Recorded data:

━━━━━━━━━━━━━━━━━━━━

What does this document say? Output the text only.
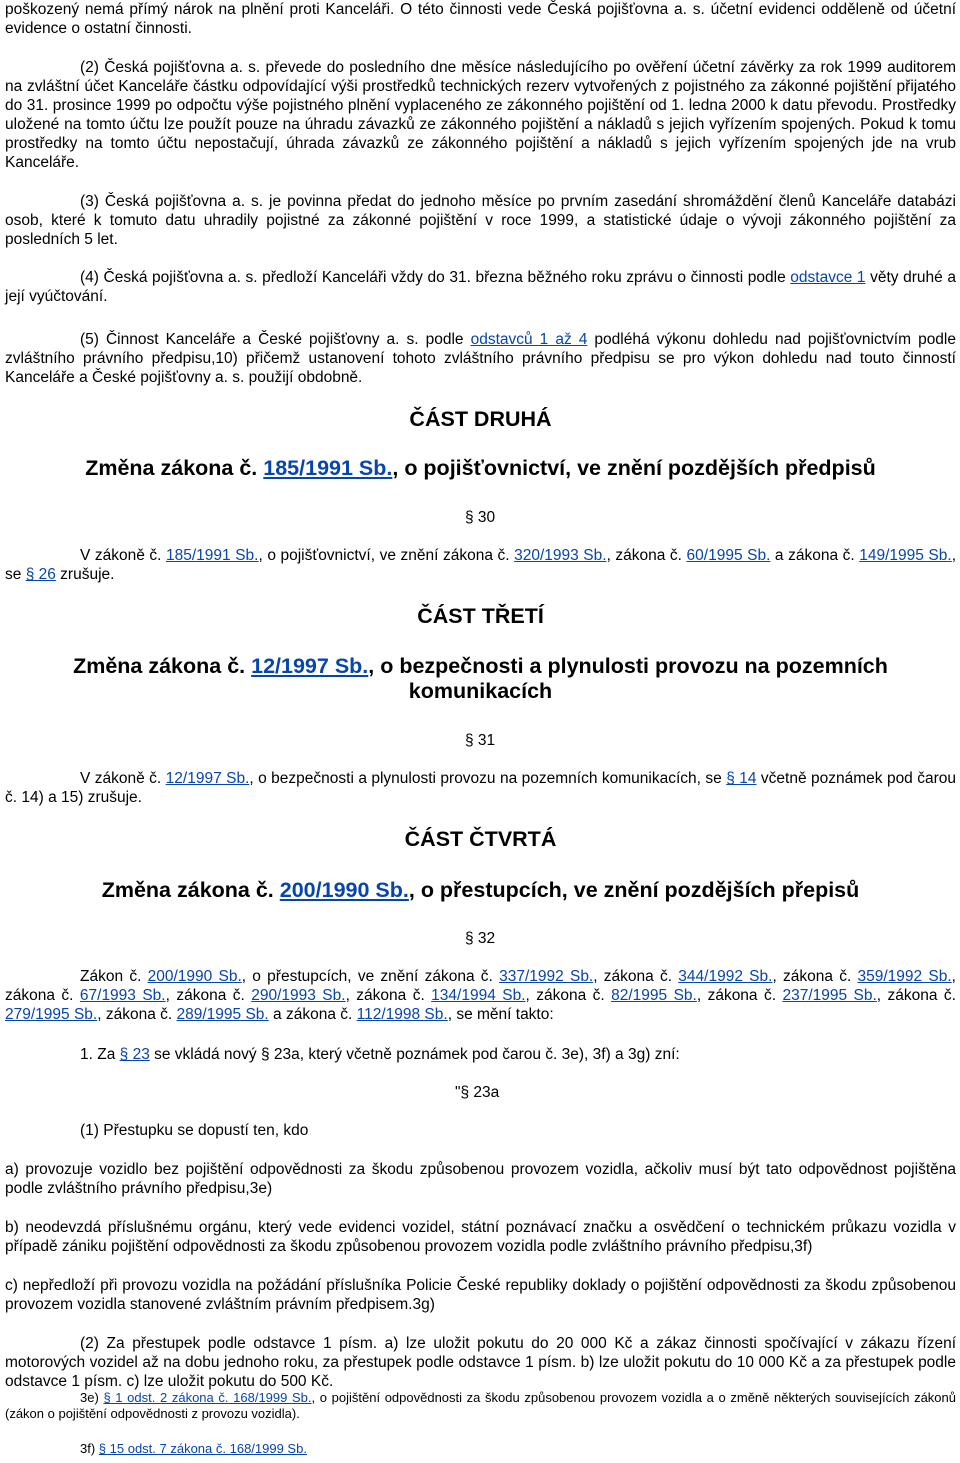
poškozený nemá přímý nárok na plnění proti Kanceláři. O této činnosti vede Česká pojišťovna a. s. účetní evidenci odděleně od účetní evidence o ostatní činnosti.

(2) Česká pojišťovna a. s. převede do posledního dne měsíce následujícího po ověření účetní závěrky za rok 1999 auditorem na zvláštní účet Kanceláře částku odpovídající výši prostředků technických rezerv vytvořených z pojistného za zákonné pojištění přijatého do 31. prosince 1999 po odpočtu výše pojistného plnění vyplaceného ze zákonného pojištění od 1. ledna 2000 k datu převodu. Prostředky uložené na tomto účtu lze použít pouze na úhradu závazků ze zákonného pojištění a nákladů s jejich vyřízením spojených. Pokud k tomu prostředky na tomto účtu nepostačují, úhrada závazků ze zákonného pojištění a nákladů s jejich vyřízením spojených jde na vrub Kanceláře.

(3) Česká pojišťovna a. s. je povinna předat do jednoho měsíce po prvním zasedání shromáždění členů Kanceláře databázi osob, které k tomuto datu uhradily pojistné za zákonné pojištění v roce 1999, a statistické údaje o vývoji zákonného pojištění za posledních 5 let.

(4) Česká pojišťovna a. s. předloží Kanceláři vždy do 31. března běžného roku zprávu o činnosti podle odstavce 1 věty druhé a její vyúčtování.

(5) Činnost Kanceláře a České pojišťovny a. s. podle odstavců 1 až 4 podléhá výkonu dohledu nad pojišťovnictvím podle zvláštního právního předpisu,10) přičemž ustanovení tohoto zvláštního právního předpisu se pro výkon dohledu nad touto činností Kanceláře a České pojišťovny a. s. použijí obdobně.

ČÁST DRUHÁ
Změna zákona č. 185/1991 Sb., o pojišťovnictví, ve znění pozdějších předpisů
§ 30

V zákoně č. 185/1991 Sb., o pojišťovnictví, ve znění zákona č. 320/1993 Sb., zákona č. 60/1995 Sb. a zákona č. 149/1995 Sb., se § 26 zrušuje.

ČÁST TŘETÍ
Změna zákona č. 12/1997 Sb., o bezpečnosti a plynulosti provozu na pozemních komunikacích
§ 31

V zákoně č. 12/1997 Sb., o bezpečnosti a plynulosti provozu na pozemních komunikacích, se § 14 včetně poznámek pod čarou č. 14) a 15) zrušuje.

ČÁST ČTVRTÁ
Změna zákona č. 200/1990 Sb., o přestupcích, ve znění pozdějších přepisů
§ 32

Zákon č. 200/1990 Sb., o přestupcích, ve znění zákona č. 337/1992 Sb., zákona č. 344/1992 Sb., zákona č. 359/1992 Sb., zákona č. 67/1993 Sb., zákona č. 290/1993 Sb., zákona č. 134/1994 Sb., zákona č. 82/1995 Sb., zákona č. 237/1995 Sb., zákona č. 279/1995 Sb., zákona č. 289/1995 Sb. a zákona č. 112/1998 Sb., se mění takto:

1. Za § 23 se vkládá nový § 23a, který včetně poznámek pod čarou č. 3e), 3f) a 3g) zní:

"§ 23a

(1) Přestupku se dopustí ten, kdo

a) provozuje vozidlo bez pojištění odpovědnosti za škodu způsobenou provozem vozidla, ačkoliv musí být tato odpovědnost pojištěna podle zvláštního právního předpisu,3e)

b) neodevzdá příslušnému orgánu, který vede evidenci vozidel, státní poznávací značku a osvědčení o technickém průkazu vozidla v případě zániku pojištění odpovědnosti za škodu způsobenou provozem vozidla podle zvláštního právního předpisu,3f)

c) nepředloží při provozu vozidla na požádání příslušníka Policie České republiky doklady o pojištění odpovědnosti za škodu způsobenou provozem vozidla stanovené zvláštním právním předpisem.3g)

(2) Za přestupek podle odstavce 1 písm. a) lze uložit pokutu do 20 000 Kč a zákaz činnosti spočívající v zákazu řízení motorových vozidel až na dobu jednoho roku, za přestupek podle odstavce 1 písm. b) lze uložit pokutu do 10 000 Kč a za přestupek podle odstavce 1 písm. c) lze uložit pokutu do 500 Kč.

3e) § 1 odst. 2 zákona č. 168/1999 Sb., o pojištění odpovědnosti za škodu způsobenou provozem vozidla a o změně některých souvisejících zákonů (zákon o pojištění odpovědnosti z provozu vozidla).

3f) § 15 odst. 7 zákona č. 168/1999 Sb.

━━━━━━━━━━━━━━━━━━━━

Exercise task: Transcribe every line from the records above without alteration, and leave out the images.

The result:
What does this document say? Output the text only.
poškozený nemá přímý nárok na plnění proti Kanceláři. O této činnosti vede Česká pojišťovna a. s. účetní evidenci odděleně od účetní evidence o ostatní činnosti.

(2) Česká pojišťovna a. s. převede do posledního dne měsíce následujícího po ověření účetní závěrky za rok 1999 auditorem na zvláštní účet Kanceláře částku odpovídající výši prostředků technických rezerv vytvořených z pojistného za zákonné pojištění přijatého do 31. prosince 1999 po odpočtu výše pojistného plnění vyplaceného ze zákonného pojištění od 1. ledna 2000 k datu převodu. Prostředky uložené na tomto účtu lze použít pouze na úhradu závazků ze zákonného pojištění a nákladů s jejich vyřízením spojených. Pokud k tomu prostředky na tomto účtu nepostačují, úhrada závazků ze zákonného pojištění a nákladů s jejich vyřízením spojených jde na vrub Kanceláře.

(3) Česká pojišťovna a. s. je povinna předat do jednoho měsíce po prvním zasedání shromáždění členů Kanceláře databázi osob, které k tomuto datu uhradily pojistné za zákonné pojištění v roce 1999, a statistické údaje o vývoji zákonného pojištění za posledních 5 let.

(4) Česká pojišťovna a. s. předloží Kanceláři vždy do 31. března běžného roku zprávu o činnosti podle odstavce 1 věty druhé a její vyúčtování.

(5) Činnost Kanceláře a České pojišťovny a. s. podle odstavců 1 až 4 podléhá výkonu dohledu nad pojišťovnictvím podle zvláštního právního předpisu,10) přičemž ustanovení tohoto zvláštního právního předpisu se pro výkon dohledu nad touto činností Kanceláře a České pojišťovny a. s. použijí obdobně.

ČÁST DRUHÁ
Změna zákona č. 185/1991 Sb., o pojišťovnictví, ve znění pozdějších předpisů
§ 30

V zákoně č. 185/1991 Sb., o pojišťovnictví, ve znění zákona č. 320/1993 Sb., zákona č. 60/1995 Sb. a zákona č. 149/1995 Sb., se § 26 zrušuje.

ČÁST TŘETÍ
Změna zákona č. 12/1997 Sb., o bezpečnosti a plynulosti provozu na pozemních komunikacích
§ 31

V zákoně č. 12/1997 Sb., o bezpečnosti a plynulosti provozu na pozemních komunikacích, se § 14 včetně poznámek pod čarou č. 14) a 15) zrušuje.

ČÁST ČTVRTÁ
Změna zákona č. 200/1990 Sb., o přestupcích, ve znění pozdějších přepisů
§ 32

Zákon č. 200/1990 Sb., o přestupcích, ve znění zákona č. 337/1992 Sb., zákona č. 344/1992 Sb., zákona č. 359/1992 Sb., zákona č. 67/1993 Sb., zákona č. 290/1993 Sb., zákona č. 134/1994 Sb., zákona č. 82/1995 Sb., zákona č. 237/1995 Sb., zákona č. 279/1995 Sb., zákona č. 289/1995 Sb. a zákona č. 112/1998 Sb., se mění takto:

1. Za § 23 se vkládá nový § 23a, který včetně poznámek pod čarou č. 3e), 3f) a 3g) zní:

"§ 23a

(1) Přestupku se dopustí ten, kdo

a) provozuje vozidlo bez pojištění odpovědnosti za škodu způsobenou provozem vozidla, ačkoliv musí být tato odpovědnost pojištěna podle zvláštního právního předpisu,3e)

b) neodevzdá příslušnému orgánu, který vede evidenci vozidel, státní poznávací značku a osvědčení o technickém průkazu vozidla v případě zániku pojištění odpovědnosti za škodu způsobenou provozem vozidla podle zvláštního právního předpisu,3f)

c) nepředloží při provozu vozidla na požádání příslušníka Policie České republiky doklady o pojištění odpovědnosti za škodu způsobenou provozem vozidla stanovené zvláštním právním předpisem.3g)

(2) Za přestupek podle odstavce 1 písm. a) lze uložit pokutu do 20 000 Kč a zákaz činnosti spočívající v zákazu řízení motorových vozidel až na dobu jednoho roku, za přestupek podle odstavce 1 písm. b) lze uložit pokutu do 10 000 Kč a za přestupek podle odstavce 1 písm. c) lze uložit pokutu do 500 Kč.

3e) § 1 odst. 2 zákona č. 168/1999 Sb., o pojištění odpovědnosti za škodu způsobenou provozem vozidla a o změně některých souvisejících zákonů (zákon o pojištění odpovědnosti z provozu vozidla).

3f) § 15 odst. 7 zákona č. 168/1999 Sb.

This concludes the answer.